Begin PROVIDED DATA

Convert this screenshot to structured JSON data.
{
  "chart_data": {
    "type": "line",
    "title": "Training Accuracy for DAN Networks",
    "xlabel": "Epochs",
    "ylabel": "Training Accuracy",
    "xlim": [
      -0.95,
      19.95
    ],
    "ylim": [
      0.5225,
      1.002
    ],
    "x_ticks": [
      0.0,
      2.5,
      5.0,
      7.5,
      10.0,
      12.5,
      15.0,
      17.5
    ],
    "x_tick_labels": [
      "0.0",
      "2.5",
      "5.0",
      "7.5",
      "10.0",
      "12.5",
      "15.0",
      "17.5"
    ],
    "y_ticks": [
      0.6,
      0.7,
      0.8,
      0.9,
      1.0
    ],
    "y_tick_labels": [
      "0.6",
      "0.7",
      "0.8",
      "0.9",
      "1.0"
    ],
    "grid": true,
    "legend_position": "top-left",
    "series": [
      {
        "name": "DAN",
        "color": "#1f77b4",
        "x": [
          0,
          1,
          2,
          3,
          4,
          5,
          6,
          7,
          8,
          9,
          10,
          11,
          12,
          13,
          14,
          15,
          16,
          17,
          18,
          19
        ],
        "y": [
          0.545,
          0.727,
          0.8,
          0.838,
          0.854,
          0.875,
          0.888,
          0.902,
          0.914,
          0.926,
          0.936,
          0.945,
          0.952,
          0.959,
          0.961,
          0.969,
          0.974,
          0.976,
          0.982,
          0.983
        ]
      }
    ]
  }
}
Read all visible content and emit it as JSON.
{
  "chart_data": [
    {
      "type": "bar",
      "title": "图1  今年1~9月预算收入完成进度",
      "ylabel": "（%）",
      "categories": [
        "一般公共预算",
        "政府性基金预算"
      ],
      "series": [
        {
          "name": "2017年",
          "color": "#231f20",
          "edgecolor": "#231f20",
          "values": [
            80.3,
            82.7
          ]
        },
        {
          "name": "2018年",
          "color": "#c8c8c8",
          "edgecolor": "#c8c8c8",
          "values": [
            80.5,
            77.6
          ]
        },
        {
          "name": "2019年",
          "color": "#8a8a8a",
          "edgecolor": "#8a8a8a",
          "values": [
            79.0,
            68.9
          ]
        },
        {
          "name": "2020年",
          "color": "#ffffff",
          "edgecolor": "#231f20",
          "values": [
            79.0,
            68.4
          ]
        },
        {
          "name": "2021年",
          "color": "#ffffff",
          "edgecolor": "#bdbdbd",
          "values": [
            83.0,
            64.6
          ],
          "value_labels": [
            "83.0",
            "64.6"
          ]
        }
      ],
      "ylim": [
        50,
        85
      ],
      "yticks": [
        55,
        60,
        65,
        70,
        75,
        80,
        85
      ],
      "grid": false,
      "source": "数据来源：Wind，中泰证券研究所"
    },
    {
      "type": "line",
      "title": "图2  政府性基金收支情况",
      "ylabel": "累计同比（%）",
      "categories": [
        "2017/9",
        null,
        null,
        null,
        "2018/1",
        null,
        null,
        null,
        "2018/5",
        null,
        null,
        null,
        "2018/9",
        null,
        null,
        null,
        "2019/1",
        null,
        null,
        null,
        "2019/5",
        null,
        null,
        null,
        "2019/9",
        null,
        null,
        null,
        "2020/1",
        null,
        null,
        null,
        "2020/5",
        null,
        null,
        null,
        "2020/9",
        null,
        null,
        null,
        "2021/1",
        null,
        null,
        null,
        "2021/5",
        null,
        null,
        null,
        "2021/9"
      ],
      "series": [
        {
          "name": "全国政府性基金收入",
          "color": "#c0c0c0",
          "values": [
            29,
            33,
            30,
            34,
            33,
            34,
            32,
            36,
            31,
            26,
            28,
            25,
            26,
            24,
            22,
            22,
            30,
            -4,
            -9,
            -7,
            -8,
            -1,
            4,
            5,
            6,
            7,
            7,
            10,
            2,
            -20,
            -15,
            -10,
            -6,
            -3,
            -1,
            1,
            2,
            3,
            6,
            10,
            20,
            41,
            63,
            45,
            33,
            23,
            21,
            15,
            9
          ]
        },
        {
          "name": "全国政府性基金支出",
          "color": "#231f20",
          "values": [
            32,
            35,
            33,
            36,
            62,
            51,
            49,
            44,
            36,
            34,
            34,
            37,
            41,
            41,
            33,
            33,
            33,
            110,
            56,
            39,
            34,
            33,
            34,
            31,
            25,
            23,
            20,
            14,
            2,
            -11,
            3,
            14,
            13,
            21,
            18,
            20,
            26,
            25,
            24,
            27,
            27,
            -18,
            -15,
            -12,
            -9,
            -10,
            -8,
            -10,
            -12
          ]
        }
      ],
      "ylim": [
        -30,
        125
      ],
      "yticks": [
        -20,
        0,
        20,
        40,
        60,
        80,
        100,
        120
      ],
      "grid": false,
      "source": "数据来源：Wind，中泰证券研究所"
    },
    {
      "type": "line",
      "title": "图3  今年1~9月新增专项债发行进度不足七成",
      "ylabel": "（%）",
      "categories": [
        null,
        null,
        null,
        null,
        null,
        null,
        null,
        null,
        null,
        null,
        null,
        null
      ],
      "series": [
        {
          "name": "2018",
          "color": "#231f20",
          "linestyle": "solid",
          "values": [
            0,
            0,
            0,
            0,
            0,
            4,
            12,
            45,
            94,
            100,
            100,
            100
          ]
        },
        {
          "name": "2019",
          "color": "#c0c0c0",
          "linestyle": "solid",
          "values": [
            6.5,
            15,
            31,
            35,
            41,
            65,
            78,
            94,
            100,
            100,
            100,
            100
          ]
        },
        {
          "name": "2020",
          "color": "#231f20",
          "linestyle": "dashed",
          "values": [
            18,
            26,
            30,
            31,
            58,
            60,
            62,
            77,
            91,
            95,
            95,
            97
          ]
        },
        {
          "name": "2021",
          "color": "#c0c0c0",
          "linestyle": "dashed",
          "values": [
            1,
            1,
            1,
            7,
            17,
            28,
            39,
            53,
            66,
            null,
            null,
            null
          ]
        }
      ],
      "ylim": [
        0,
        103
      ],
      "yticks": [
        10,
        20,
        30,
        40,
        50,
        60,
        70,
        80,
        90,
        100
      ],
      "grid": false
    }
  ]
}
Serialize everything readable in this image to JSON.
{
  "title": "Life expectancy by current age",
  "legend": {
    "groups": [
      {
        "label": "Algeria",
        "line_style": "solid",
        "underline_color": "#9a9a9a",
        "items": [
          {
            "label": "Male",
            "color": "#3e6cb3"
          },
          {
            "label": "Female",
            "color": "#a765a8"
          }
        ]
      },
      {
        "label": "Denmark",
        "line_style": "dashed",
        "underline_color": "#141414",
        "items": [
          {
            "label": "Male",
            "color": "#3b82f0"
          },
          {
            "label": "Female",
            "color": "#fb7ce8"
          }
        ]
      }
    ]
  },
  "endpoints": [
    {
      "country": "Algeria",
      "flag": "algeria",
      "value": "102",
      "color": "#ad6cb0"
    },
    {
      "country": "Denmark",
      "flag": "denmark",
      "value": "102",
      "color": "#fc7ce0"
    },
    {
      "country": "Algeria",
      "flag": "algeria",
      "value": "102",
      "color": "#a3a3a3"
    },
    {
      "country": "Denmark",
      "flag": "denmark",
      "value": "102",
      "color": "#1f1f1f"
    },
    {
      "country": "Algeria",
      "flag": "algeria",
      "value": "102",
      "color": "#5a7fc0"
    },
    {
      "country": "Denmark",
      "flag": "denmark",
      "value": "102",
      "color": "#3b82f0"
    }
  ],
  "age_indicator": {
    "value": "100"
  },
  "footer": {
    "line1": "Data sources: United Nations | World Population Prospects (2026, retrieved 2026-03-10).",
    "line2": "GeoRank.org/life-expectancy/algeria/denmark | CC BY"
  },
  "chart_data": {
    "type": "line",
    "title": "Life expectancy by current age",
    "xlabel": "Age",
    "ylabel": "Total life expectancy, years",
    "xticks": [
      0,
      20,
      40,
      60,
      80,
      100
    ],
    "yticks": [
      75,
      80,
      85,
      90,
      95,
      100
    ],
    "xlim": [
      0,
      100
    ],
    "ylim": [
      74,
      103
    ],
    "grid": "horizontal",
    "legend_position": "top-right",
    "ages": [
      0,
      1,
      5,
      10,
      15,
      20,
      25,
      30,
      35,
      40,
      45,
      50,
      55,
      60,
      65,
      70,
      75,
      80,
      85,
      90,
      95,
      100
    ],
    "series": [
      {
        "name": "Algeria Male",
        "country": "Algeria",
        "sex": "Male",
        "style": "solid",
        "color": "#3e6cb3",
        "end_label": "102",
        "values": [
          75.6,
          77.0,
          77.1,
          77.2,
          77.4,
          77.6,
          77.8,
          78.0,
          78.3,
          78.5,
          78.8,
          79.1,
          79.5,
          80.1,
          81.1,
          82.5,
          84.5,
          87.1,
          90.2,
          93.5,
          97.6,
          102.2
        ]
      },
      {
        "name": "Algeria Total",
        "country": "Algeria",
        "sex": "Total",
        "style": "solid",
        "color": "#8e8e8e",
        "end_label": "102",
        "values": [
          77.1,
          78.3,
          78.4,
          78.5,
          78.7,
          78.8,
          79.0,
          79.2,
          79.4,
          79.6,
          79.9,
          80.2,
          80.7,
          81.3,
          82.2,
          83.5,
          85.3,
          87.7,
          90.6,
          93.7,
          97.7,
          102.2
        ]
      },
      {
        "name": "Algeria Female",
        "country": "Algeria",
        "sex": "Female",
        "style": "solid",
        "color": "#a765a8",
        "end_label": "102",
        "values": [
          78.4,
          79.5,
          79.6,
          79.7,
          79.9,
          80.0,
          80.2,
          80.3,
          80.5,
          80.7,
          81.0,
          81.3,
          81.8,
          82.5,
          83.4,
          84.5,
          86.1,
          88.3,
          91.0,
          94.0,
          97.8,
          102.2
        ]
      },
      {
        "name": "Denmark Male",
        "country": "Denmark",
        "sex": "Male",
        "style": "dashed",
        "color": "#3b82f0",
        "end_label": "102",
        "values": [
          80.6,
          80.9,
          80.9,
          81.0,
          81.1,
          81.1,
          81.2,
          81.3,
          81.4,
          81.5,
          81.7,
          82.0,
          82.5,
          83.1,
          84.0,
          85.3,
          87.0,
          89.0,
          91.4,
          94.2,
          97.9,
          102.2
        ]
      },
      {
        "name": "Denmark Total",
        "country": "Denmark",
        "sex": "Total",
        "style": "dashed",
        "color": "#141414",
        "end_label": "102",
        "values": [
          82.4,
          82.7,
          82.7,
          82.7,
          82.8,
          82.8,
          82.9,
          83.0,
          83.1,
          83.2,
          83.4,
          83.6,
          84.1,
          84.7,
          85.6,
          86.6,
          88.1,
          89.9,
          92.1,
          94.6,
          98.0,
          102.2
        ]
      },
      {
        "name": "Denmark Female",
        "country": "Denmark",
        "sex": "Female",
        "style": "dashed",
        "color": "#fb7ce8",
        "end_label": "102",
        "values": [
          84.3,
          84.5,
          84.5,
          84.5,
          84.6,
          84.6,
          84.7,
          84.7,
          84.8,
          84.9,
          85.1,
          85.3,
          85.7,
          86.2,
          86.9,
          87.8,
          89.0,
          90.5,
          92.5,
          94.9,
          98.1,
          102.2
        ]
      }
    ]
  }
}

End PROVIDED DATA

▸ PROBLEM TO SOLVE
Going through the entries above, tally each line that has the word "expectancy". Answer with the number only.

▸ WORKED ANSWER
4